(Part of a data file)
# # # # #
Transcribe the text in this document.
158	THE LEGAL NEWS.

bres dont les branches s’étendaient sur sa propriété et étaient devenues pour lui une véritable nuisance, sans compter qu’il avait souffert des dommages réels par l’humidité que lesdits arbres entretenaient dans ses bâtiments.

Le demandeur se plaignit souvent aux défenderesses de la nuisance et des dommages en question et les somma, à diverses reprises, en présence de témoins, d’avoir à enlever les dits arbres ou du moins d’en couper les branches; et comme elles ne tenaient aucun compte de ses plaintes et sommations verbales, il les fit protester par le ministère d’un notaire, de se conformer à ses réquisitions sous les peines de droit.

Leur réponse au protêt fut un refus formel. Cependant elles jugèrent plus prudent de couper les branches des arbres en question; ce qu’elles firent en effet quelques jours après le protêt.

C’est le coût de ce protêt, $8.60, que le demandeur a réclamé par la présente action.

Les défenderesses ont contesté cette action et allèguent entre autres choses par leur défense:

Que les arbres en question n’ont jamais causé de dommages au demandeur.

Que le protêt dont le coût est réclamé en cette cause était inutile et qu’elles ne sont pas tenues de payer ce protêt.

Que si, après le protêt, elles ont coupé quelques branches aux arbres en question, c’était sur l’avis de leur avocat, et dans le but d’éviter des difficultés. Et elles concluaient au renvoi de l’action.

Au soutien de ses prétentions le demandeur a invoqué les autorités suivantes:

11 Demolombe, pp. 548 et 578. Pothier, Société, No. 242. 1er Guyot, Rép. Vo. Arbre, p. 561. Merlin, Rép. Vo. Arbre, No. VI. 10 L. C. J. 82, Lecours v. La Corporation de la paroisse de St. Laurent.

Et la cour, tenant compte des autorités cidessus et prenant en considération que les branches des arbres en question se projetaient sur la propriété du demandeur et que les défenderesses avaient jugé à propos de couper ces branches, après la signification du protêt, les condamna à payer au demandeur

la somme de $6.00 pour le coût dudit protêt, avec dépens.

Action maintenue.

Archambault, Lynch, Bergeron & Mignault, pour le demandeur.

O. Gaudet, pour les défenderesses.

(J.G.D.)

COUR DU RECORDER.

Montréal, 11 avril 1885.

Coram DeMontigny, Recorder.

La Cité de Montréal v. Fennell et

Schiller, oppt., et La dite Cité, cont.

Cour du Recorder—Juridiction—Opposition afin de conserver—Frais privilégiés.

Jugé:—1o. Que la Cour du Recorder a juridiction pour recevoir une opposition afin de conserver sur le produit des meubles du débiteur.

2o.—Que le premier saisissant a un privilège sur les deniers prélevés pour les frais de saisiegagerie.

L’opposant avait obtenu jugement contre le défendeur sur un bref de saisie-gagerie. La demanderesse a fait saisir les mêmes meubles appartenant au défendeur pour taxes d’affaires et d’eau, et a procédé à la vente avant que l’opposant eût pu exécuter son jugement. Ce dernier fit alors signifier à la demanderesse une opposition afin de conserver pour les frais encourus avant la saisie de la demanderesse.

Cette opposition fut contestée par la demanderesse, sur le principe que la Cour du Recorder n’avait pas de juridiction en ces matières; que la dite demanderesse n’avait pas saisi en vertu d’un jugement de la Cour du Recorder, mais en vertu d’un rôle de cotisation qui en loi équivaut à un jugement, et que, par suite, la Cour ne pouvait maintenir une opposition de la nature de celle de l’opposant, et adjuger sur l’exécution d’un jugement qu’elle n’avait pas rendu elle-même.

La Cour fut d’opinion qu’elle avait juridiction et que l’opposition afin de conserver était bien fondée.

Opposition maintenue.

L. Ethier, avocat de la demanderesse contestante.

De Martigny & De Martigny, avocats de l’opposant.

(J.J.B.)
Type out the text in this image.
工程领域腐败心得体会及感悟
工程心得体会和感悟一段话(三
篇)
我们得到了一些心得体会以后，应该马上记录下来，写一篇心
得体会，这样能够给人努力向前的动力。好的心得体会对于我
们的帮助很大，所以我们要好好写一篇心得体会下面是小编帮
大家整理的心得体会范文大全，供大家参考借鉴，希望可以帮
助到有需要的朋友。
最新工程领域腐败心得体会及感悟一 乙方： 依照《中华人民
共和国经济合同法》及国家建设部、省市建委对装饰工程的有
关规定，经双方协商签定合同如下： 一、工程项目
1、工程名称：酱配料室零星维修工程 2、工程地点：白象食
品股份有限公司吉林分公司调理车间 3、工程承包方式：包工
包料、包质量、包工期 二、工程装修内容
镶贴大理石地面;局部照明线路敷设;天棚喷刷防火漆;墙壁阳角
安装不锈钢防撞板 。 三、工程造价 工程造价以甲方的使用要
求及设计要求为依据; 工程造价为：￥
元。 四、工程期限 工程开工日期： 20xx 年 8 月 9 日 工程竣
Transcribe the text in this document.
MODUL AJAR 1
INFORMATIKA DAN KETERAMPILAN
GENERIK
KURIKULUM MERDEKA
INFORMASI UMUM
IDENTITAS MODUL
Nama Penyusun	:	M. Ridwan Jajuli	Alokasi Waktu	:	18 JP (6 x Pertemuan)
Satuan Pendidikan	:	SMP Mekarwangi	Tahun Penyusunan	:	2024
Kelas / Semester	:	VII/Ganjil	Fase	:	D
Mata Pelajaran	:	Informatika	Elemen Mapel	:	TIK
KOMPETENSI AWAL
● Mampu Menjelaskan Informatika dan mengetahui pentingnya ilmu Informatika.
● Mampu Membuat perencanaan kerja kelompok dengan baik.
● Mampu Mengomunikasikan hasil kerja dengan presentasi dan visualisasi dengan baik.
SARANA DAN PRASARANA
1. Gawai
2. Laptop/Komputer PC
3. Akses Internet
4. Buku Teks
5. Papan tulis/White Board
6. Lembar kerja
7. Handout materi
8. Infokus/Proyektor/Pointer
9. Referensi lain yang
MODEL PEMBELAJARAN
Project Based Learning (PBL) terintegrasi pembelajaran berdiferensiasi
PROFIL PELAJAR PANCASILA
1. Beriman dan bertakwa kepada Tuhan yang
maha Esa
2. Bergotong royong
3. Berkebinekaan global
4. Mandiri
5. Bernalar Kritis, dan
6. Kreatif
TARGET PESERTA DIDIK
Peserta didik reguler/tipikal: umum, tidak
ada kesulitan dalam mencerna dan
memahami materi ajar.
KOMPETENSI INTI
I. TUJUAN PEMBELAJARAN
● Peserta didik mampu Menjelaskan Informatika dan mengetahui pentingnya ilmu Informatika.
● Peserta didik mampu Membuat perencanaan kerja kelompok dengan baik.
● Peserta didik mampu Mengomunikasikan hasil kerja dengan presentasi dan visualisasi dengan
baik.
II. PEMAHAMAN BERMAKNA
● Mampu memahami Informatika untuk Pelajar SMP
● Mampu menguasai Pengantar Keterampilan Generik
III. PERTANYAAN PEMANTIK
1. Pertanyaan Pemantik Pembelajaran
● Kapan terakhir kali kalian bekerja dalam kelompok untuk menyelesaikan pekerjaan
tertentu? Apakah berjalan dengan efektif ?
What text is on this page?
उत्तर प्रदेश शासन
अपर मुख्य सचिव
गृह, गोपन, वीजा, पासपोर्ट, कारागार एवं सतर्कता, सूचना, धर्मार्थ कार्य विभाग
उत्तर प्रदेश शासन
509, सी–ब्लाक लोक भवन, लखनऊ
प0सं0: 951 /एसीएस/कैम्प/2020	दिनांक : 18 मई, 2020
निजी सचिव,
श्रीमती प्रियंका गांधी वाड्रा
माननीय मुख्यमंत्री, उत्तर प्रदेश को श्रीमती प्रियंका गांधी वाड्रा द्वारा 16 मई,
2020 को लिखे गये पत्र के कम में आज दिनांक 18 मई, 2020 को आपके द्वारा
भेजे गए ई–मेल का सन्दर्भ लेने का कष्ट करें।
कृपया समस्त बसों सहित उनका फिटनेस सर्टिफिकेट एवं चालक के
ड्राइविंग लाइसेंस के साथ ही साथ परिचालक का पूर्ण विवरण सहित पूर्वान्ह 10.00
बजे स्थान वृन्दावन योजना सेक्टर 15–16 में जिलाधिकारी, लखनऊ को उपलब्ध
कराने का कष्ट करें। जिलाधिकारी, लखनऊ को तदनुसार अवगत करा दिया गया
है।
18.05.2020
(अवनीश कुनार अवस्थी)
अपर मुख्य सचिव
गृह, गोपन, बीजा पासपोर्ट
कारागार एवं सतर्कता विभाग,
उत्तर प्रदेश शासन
# # # # #
■ YOUR GOAL ■
Each line that holds the word "payer" is to be copied.

■ WRITTEN SOLUTION ■
Que le protêt dont le coût est réclamé en cette cause était inutile et qu’elles ne sont pas tenues de payer ce protêt.
Et la cour, tenant compte des autorités cidessus et prenant en considération que les branches des arbres en question se projetaient sur la propriété du demandeur et que les défenderesses avaient jugé à propos de couper ces branches, après la signification du protêt, les condamna à payer au demandeur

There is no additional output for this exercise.